• _Task brief_:
Write every entry out again exactly, please, and skip the pictures.

A block of data:
════════════════

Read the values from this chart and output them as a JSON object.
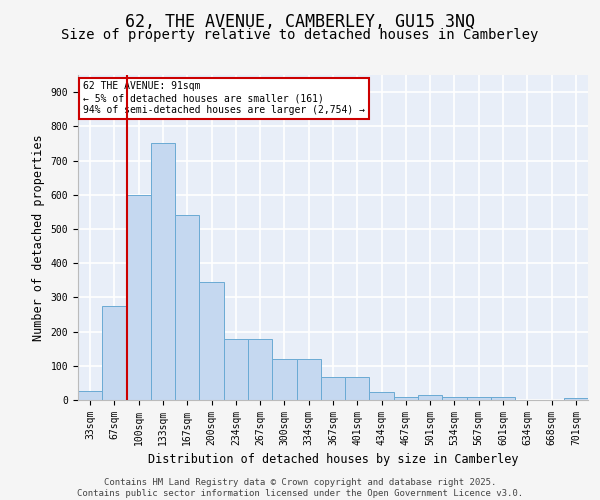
{
  "title": "62, THE AVENUE, CAMBERLEY, GU15 3NQ",
  "subtitle": "Size of property relative to detached houses in Camberley",
  "xlabel": "Distribution of detached houses by size in Camberley",
  "ylabel": "Number of detached properties",
  "categories": [
    "33sqm",
    "67sqm",
    "100sqm",
    "133sqm",
    "167sqm",
    "200sqm",
    "234sqm",
    "267sqm",
    "300sqm",
    "334sqm",
    "367sqm",
    "401sqm",
    "434sqm",
    "467sqm",
    "501sqm",
    "534sqm",
    "567sqm",
    "601sqm",
    "634sqm",
    "668sqm",
    "701sqm"
  ],
  "values": [
    25,
    275,
    600,
    750,
    540,
    345,
    178,
    178,
    120,
    120,
    68,
    68,
    22,
    10,
    15,
    10,
    8,
    8,
    0,
    0,
    5
  ],
  "bar_color": "#c5d8f0",
  "bar_edge_color": "#6aaad4",
  "bg_color": "#e8eef8",
  "grid_color": "#ffffff",
  "vline_color": "#cc0000",
  "vline_pos": 1.5,
  "annotation_text": "62 THE AVENUE: 91sqm\n← 5% of detached houses are smaller (161)\n94% of semi-detached houses are larger (2,754) →",
  "ylim": [
    0,
    950
  ],
  "yticks": [
    0,
    100,
    200,
    300,
    400,
    500,
    600,
    700,
    800,
    900
  ],
  "footer_line1": "Contains HM Land Registry data © Crown copyright and database right 2025.",
  "footer_line2": "Contains public sector information licensed under the Open Government Licence v3.0.",
  "title_fontsize": 12,
  "subtitle_fontsize": 10,
  "label_fontsize": 8.5,
  "tick_fontsize": 7,
  "footer_fontsize": 6.5
}
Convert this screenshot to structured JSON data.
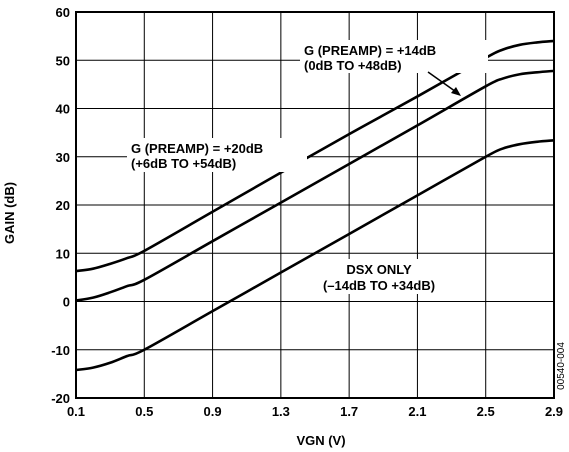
{
  "chart_data": {
    "type": "line",
    "xlabel": "VGN (V)",
    "ylabel": "GAIN (dB)",
    "xlim": [
      0.1,
      2.9
    ],
    "ylim": [
      -20,
      60
    ],
    "x_ticks": [
      "0.1",
      "0.5",
      "0.9",
      "1.3",
      "1.7",
      "2.1",
      "2.5",
      "2.9"
    ],
    "y_ticks": [
      "60",
      "50",
      "40",
      "30",
      "20",
      "10",
      "0",
      "-10",
      "-20"
    ],
    "grid": true,
    "series": [
      {
        "x": [
          0.1,
          0.2,
          0.3,
          0.4,
          0.5,
          0.9,
          1.3,
          1.7,
          2.1,
          2.5,
          2.6,
          2.7,
          2.8,
          2.9
        ],
        "values": [
          6.3,
          6.8,
          7.8,
          9.0,
          10.5,
          18.6,
          26.7,
          34.7,
          42.5,
          50.5,
          52.2,
          53.2,
          53.7,
          54.0
        ]
      },
      {
        "x": [
          0.1,
          0.2,
          0.3,
          0.4,
          0.5,
          0.9,
          1.3,
          1.7,
          2.1,
          2.5,
          2.6,
          2.7,
          2.8,
          2.9
        ],
        "values": [
          0.2,
          0.8,
          1.9,
          3.2,
          4.5,
          12.5,
          20.5,
          28.5,
          36.5,
          44.6,
          46.2,
          47.1,
          47.5,
          47.8
        ]
      },
      {
        "x": [
          0.1,
          0.2,
          0.3,
          0.4,
          0.5,
          0.9,
          1.3,
          1.7,
          2.1,
          2.5,
          2.6,
          2.7,
          2.8,
          2.9
        ],
        "values": [
          -14.2,
          -13.7,
          -12.7,
          -11.3,
          -10.0,
          -2.0,
          6.0,
          14.0,
          22.0,
          30.0,
          31.7,
          32.6,
          33.1,
          33.4
        ]
      }
    ],
    "annotations": [
      {
        "lines": [
          "G (PREAMP) = +14dB",
          "(0dB TO +48dB)"
        ]
      },
      {
        "lines": [
          "G (PREAMP) = +20dB",
          "(+6dB TO +54dB)"
        ]
      },
      {
        "lines": [
          "DSX ONLY",
          "(–14dB TO +34dB)"
        ]
      }
    ],
    "figure_code": "00540-004"
  }
}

════════════════

• _Full response_:
Read the values from this chart and output them as a JSON object.
{
  "title": "62, THE AVENUE, CAMBERLEY, GU15 3NQ",
  "subtitle": "Size of property relative to detached houses in Camberley",
  "xlabel": "Distribution of detached houses by size in Camberley",
  "ylabel": "Number of detached properties",
  "categories": [
    "33sqm",
    "67sqm",
    "100sqm",
    "133sqm",
    "167sqm",
    "200sqm",
    "234sqm",
    "267sqm",
    "300sqm",
    "334sqm",
    "367sqm",
    "401sqm",
    "434sqm",
    "467sqm",
    "501sqm",
    "534sqm",
    "567sqm",
    "601sqm",
    "634sqm",
    "668sqm",
    "701sqm"
  ],
  "values": [
    25,
    275,
    600,
    750,
    540,
    345,
    178,
    178,
    120,
    120,
    68,
    68,
    22,
    10,
    15,
    10,
    8,
    8,
    0,
    0,
    5
  ],
  "bar_color": "#c5d8f0",
  "bar_edge_color": "#6aaad4",
  "bg_color": "#e8eef8",
  "grid_color": "#ffffff",
  "vline_color": "#cc0000",
  "vline_pos": 1.5,
  "annotation_text": "62 THE AVENUE: 91sqm\n← 5% of detached houses are smaller (161)\n94% of semi-detached houses are larger (2,754) →",
  "ylim": [
    0,
    950
  ],
  "yticks": [
    0,
    100,
    200,
    300,
    400,
    500,
    600,
    700,
    800,
    900
  ],
  "footer_line1": "Contains HM Land Registry data © Crown copyright and database right 2025.",
  "footer_line2": "Contains public sector information licensed under the Open Government Licence v3.0.",
  "title_fontsize": 12,
  "subtitle_fontsize": 10,
  "label_fontsize": 8.5,
  "tick_fontsize": 7,
  "footer_fontsize": 6.5
}
Convert this screenshot to structured JSON data.
{
  "chart_data": {
    "type": "line",
    "xlabel": "VGN (V)",
    "ylabel": "GAIN (dB)",
    "xlim": [
      0.1,
      2.9
    ],
    "ylim": [
      -20,
      60
    ],
    "x_ticks": [
      "0.1",
      "0.5",
      "0.9",
      "1.3",
      "1.7",
      "2.1",
      "2.5",
      "2.9"
    ],
    "y_ticks": [
      "60",
      "50",
      "40",
      "30",
      "20",
      "10",
      "0",
      "-10",
      "-20"
    ],
    "grid": true,
    "series": [
      {
        "x": [
          0.1,
          0.2,
          0.3,
          0.4,
          0.5,
          0.9,
          1.3,
          1.7,
          2.1,
          2.5,
          2.6,
          2.7,
          2.8,
          2.9
        ],
        "values": [
          6.3,
          6.8,
          7.8,
          9.0,
          10.5,
          18.6,
          26.7,
          34.7,
          42.5,
          50.5,
          52.2,
          53.2,
          53.7,
          54.0
        ]
      },
      {
        "x": [
          0.1,
          0.2,
          0.3,
          0.4,
          0.5,
          0.9,
          1.3,
          1.7,
          2.1,
          2.5,
          2.6,
          2.7,
          2.8,
          2.9
        ],
        "values": [
          0.2,
          0.8,
          1.9,
          3.2,
          4.5,
          12.5,
          20.5,
          28.5,
          36.5,
          44.6,
          46.2,
          47.1,
          47.5,
          47.8
        ]
      },
      {
        "x": [
          0.1,
          0.2,
          0.3,
          0.4,
          0.5,
          0.9,
          1.3,
          1.7,
          2.1,
          2.5,
          2.6,
          2.7,
          2.8,
          2.9
        ],
        "values": [
          -14.2,
          -13.7,
          -12.7,
          -11.3,
          -10.0,
          -2.0,
          6.0,
          14.0,
          22.0,
          30.0,
          31.7,
          32.6,
          33.1,
          33.4
        ]
      }
    ],
    "annotations": [
      {
        "lines": [
          "G (PREAMP) = +14dB",
          "(0dB TO +48dB)"
        ]
      },
      {
        "lines": [
          "G (PREAMP) = +20dB",
          "(+6dB TO +54dB)"
        ]
      },
      {
        "lines": [
          "DSX ONLY",
          "(–14dB TO +34dB)"
        ]
      }
    ],
    "figure_code": "00540-004"
  }
}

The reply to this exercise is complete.